-- start --

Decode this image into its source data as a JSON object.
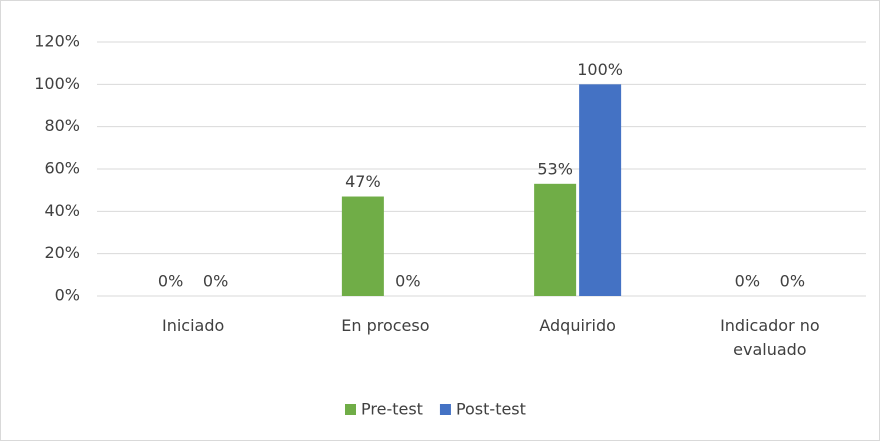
{
  "chart_data": {
    "type": "bar",
    "categories": [
      "Iniciado",
      "En proceso",
      "Adquirido",
      "Indicador no evaluado"
    ],
    "series": [
      {
        "name": "Pre-test",
        "color": "#70ad47",
        "values": [
          0,
          47,
          53,
          0
        ],
        "value_labels": [
          "0%",
          "47%",
          "53%",
          "0%"
        ]
      },
      {
        "name": "Post-test",
        "color": "#4472c4",
        "values": [
          0,
          0,
          100,
          0
        ],
        "value_labels": [
          "0%",
          "0%",
          "100%",
          "0%"
        ]
      }
    ],
    "ylim": [
      0,
      120
    ],
    "yticks": [
      {
        "value": 0,
        "label": "0%"
      },
      {
        "value": 20,
        "label": "20%"
      },
      {
        "value": 40,
        "label": "40%"
      },
      {
        "value": 60,
        "label": "60%"
      },
      {
        "value": 80,
        "label": "80%"
      },
      {
        "value": 100,
        "label": "100%"
      },
      {
        "value": 120,
        "label": "120%"
      }
    ],
    "grid": true,
    "legend": "bottom"
  }
}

-- end --

• [Short exercise]: Leave the images out and output the remaining material exactly as it stands.

• [Result for this exercise]:
Decode this image into its source data as a JSON object.
{
  "chart_data": {
    "type": "bar",
    "categories": [
      "Iniciado",
      "En proceso",
      "Adquirido",
      "Indicador no evaluado"
    ],
    "series": [
      {
        "name": "Pre-test",
        "color": "#70ad47",
        "values": [
          0,
          47,
          53,
          0
        ],
        "value_labels": [
          "0%",
          "47%",
          "53%",
          "0%"
        ]
      },
      {
        "name": "Post-test",
        "color": "#4472c4",
        "values": [
          0,
          0,
          100,
          0
        ],
        "value_labels": [
          "0%",
          "0%",
          "100%",
          "0%"
        ]
      }
    ],
    "ylim": [
      0,
      120
    ],
    "yticks": [
      {
        "value": 0,
        "label": "0%"
      },
      {
        "value": 20,
        "label": "20%"
      },
      {
        "value": 40,
        "label": "40%"
      },
      {
        "value": 60,
        "label": "60%"
      },
      {
        "value": 80,
        "label": "80%"
      },
      {
        "value": 100,
        "label": "100%"
      },
      {
        "value": 120,
        "label": "120%"
      }
    ],
    "grid": true,
    "legend": "bottom"
  }
}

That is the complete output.